United States District Court, D. Kansas
Dec 26, 2006
No. 04-2184-KHV-DJW (D. Kan. Dec. 26, 2006)

Opinion

No. 04-2184-KHV-DJW.

December 26, 2006


MEMORANDUM AND ORDER


This matter is before the Court on Defendant New Image's Motion for Leave to Amend its Third-Party Complaint against Defendants Atrium and Aspen Group (doc. 199). Also pending before the Court is Third-Party Defendants Atrium and Aspen's Motion for Leave to File Surreply (doc. 208). For the reasons set forth below, the Court construes New Image's request as a Motion for Leave to Amend Pleading to Assert Cross-Claims and, as such, denies the Motion. Further, because the Court finds additional argument and evidence beyond original pleadings is not necessary for the Court to decide the pending motion, Atrium and Aspen's Motion for Leave to File Surreply will be denied.

• ENTRIES SUPPLIED:
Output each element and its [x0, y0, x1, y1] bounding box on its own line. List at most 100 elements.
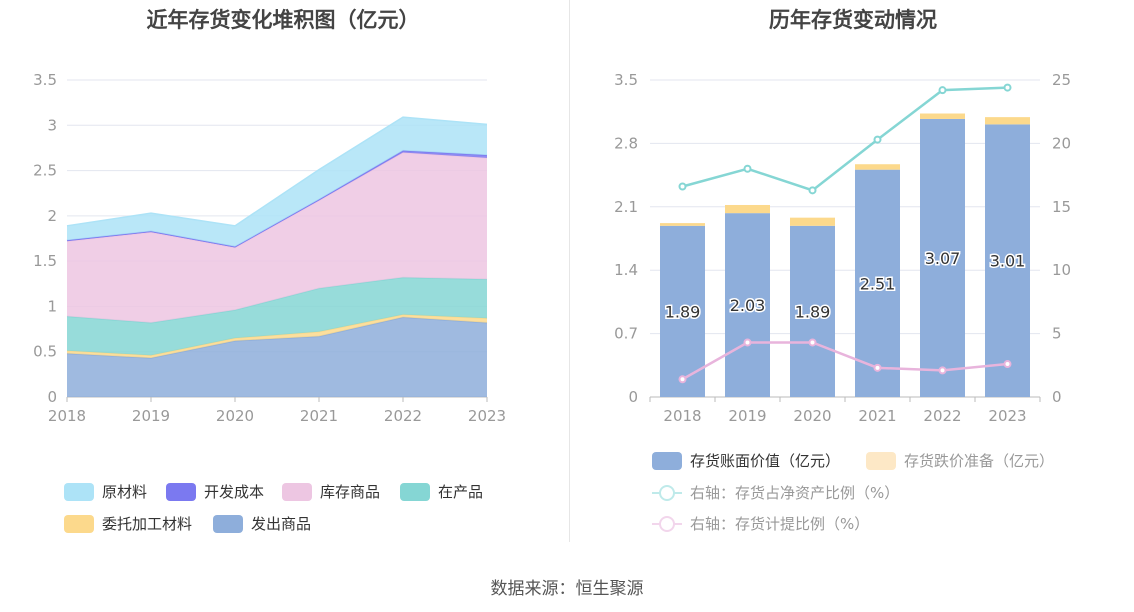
- legend-item-consign[interactable]: 委托加工材料: [64, 513, 192, 534]
- legend-label-shipped: 发出商品: [251, 515, 312, 533]
- right-x-tick-label: 2023: [988, 407, 1026, 425]
- right-y-tick-label: 3.5: [614, 71, 638, 89]
- right-y2-tick-label: 10: [1052, 261, 1071, 279]
- legend-label-goods: 库存商品: [320, 483, 381, 501]
- left-y-tick-label: 2: [47, 207, 57, 225]
- right-y-tick-label: 2.8: [614, 134, 638, 152]
- right-y2-tick-label: 5: [1052, 325, 1062, 343]
- bar-provision: [660, 223, 705, 226]
- bar-provision: [985, 117, 1030, 125]
- left-chart-title: 近年存货变化堆积图（亿元）: [146, 8, 420, 32]
- legend-swatch-raw: [64, 482, 94, 501]
- bar-value-label: 1.89: [795, 302, 831, 321]
- right-chart-title: 历年存货变动情况: [769, 8, 937, 32]
- legend-swatch-asset-ratio: [652, 484, 682, 502]
- line-point-0: [1003, 83, 1012, 92]
- bar-book-value: [920, 118, 965, 398]
- area-shipped: [67, 317, 487, 397]
- left-y-tick-label: 3.5: [33, 71, 57, 89]
- line-series-0: [682, 86, 1008, 192]
- legend-swatch-consign: [64, 514, 94, 533]
- legend-label-asset-ratio: 右轴：存货占净资产比例（%）: [690, 484, 900, 502]
- legend-item-shipped[interactable]: 发出商品: [213, 513, 311, 534]
- legend-label-raw: 原材料: [102, 483, 148, 501]
- left-x-tick-label: 2022: [384, 407, 422, 425]
- bar-value-label: 3.07: [925, 249, 961, 268]
- right-x-tick-label: 2018: [663, 407, 701, 425]
- bar-book-value: [660, 225, 705, 397]
- bar-book-value: [790, 225, 835, 397]
- right-y2-tick-label: 15: [1052, 198, 1071, 216]
- bar-provision: [790, 217, 835, 226]
- bar-value-label: 2.03: [730, 296, 766, 315]
- right-y2-tick-label: 25: [1052, 71, 1071, 89]
- legend-swatch-goods: [282, 482, 312, 501]
- line-point-1: [938, 366, 947, 375]
- right-y2-tick-label: 20: [1052, 134, 1071, 152]
- left-x-tick-label: 2018: [48, 407, 86, 425]
- area-wip: [67, 277, 487, 356]
- legend-item-goods[interactable]: 库存商品: [282, 481, 380, 502]
- legend-label-provision: 存货跌价准备（亿元）: [904, 452, 1055, 470]
- left-x-tick-label: 2021: [300, 407, 338, 425]
- line-point-1: [743, 338, 752, 347]
- line-point-0: [743, 164, 752, 173]
- right-y-tick-label: 0: [628, 388, 638, 406]
- area-raw: [67, 117, 487, 247]
- data-source-note: 数据来源：恒生聚源: [490, 579, 644, 599]
- legend-item-dev[interactable]: 开发成本: [166, 481, 264, 502]
- bar-value-label: 3.01: [990, 252, 1026, 271]
- area-consign: [67, 314, 487, 359]
- right-x-tick-label: 2020: [793, 407, 831, 425]
- area-edge-raw: [66, 116, 488, 227]
- chart-divider: [569, 0, 570, 542]
- legend-item-provision-ratio[interactable]: 右轴：存货计提比例（%）: [652, 513, 869, 534]
- line-point-1: [678, 375, 687, 384]
- line-point-1: [808, 338, 817, 347]
- legend-label-consign: 委托加工材料: [102, 515, 193, 533]
- bar-book-value: [985, 124, 1030, 397]
- line-point-0: [678, 182, 687, 191]
- left-y-tick-label: 0: [47, 388, 57, 406]
- legend-item-provision[interactable]: 存货跌价准备（亿元）: [866, 450, 1054, 471]
- legend-swatch-shipped: [213, 514, 243, 533]
- left-x-tick-label: 2019: [132, 407, 170, 425]
- right-x-tick-label: 2021: [858, 407, 896, 425]
- left-y-tick-label: 1: [47, 297, 57, 315]
- legend-label-wip: 在产品: [438, 483, 484, 501]
- legend-swatch-provision-ratio: [652, 515, 682, 533]
- legend-swatch-wip: [400, 482, 430, 501]
- bar-value-label: 2.51: [860, 274, 896, 293]
- right-x-tick-label: 2019: [728, 407, 766, 425]
- left-y-tick-label: 1.5: [33, 252, 57, 270]
- left-y-tick-label: 2.5: [33, 162, 57, 180]
- left-x-tick-label: 2020: [216, 407, 254, 425]
- left-x-tick-label: 2023: [468, 407, 506, 425]
- legend-swatch-provision: [866, 451, 896, 470]
- line-point-0: [808, 186, 817, 195]
- legend-swatch-book-value: [652, 451, 682, 470]
- line-series-1: [681, 341, 1008, 381]
- line-point-0: [938, 86, 947, 95]
- legend-label-book-value: 存货账面价值（亿元）: [690, 452, 841, 470]
- legend-swatch-dev: [166, 482, 196, 501]
- legend-item-book-value[interactable]: 存货账面价值（亿元）: [652, 450, 840, 471]
- right-y2-tick-label: 0: [1052, 388, 1062, 406]
- line-point-1: [873, 363, 882, 372]
- legend-item-wip[interactable]: 在产品: [400, 481, 483, 502]
- right-y-tick-label: 2.1: [614, 198, 638, 216]
- bar-provision: [855, 164, 900, 170]
- legend-label-dev: 开发成本: [204, 483, 265, 501]
- legend-label-provision-ratio: 右轴：存货计提比例（%）: [690, 515, 870, 533]
- line-point-1: [1003, 360, 1012, 369]
- right-y-tick-label: 1.4: [614, 261, 638, 279]
- right-y-tick-label: 0.7: [614, 325, 638, 343]
- bar-provision: [725, 204, 770, 214]
- legend-item-raw[interactable]: 原材料: [64, 481, 147, 502]
- bar-book-value: [855, 169, 900, 397]
- left-y-tick-label: 3: [47, 116, 57, 134]
- line-point-0: [873, 135, 882, 144]
- area-goods: [67, 152, 487, 323]
- legend-item-asset-ratio[interactable]: 右轴：存货占净资产比例（%）: [652, 482, 899, 503]
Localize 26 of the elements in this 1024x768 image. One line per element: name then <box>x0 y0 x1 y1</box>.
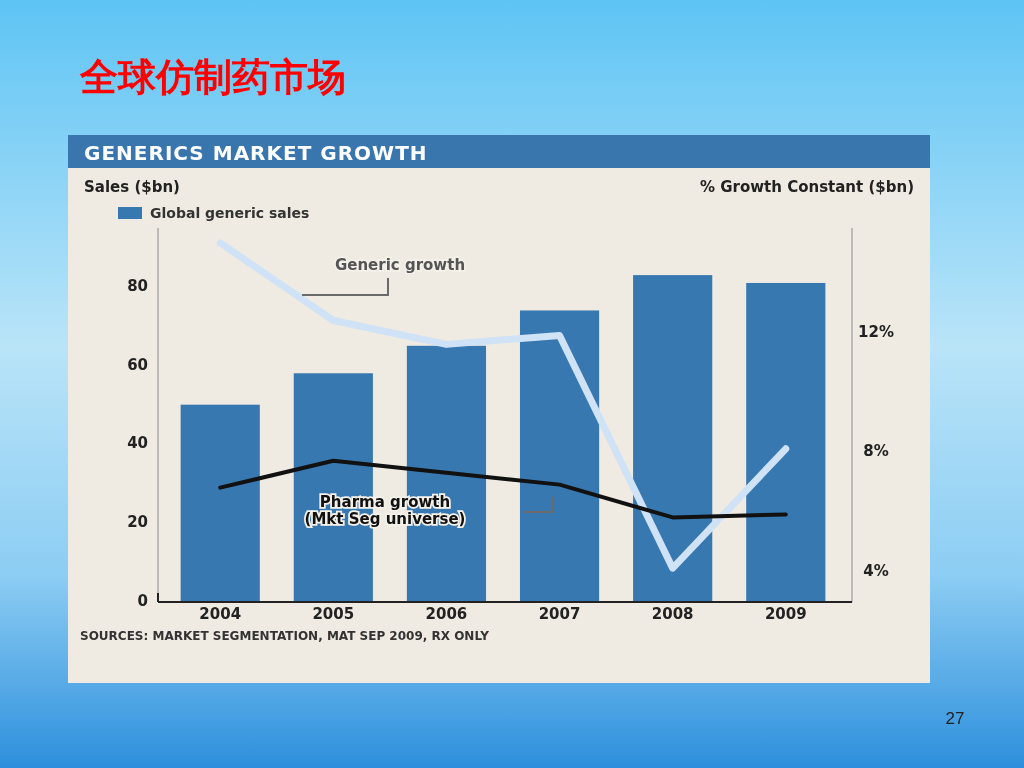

• WHAT YOU SHOULD DO: Carry on the court order on New Image's motion to amend its third-party complaint, starting after its final sentence. The rows above are separate material, unrelated to the court order.

• WRITTEN ANSWER:
Background

Plaintiff Stephen Spicer ("Plaintiff") filed this lawsuit against New Image in April 2004. In the lawsuit, Plaintiff asserts he suffered a myocardial infarction on May 3, 2002 and that this cardiac episode was caused by ingestion of Fastrim, a dietary supplement containing ephedra.

On July 8, 2004, New Image filed a Third-Party Complaint bringing Atrium and Aspen in as Third-Party Defendants. More specifically, New Image sought indemnification and contribution from Atrium and Aspen. On December 8, 2005, Plaintiff filed an Amended Complaint naming both Atrium and Aspen as direct Defendants in the primary case.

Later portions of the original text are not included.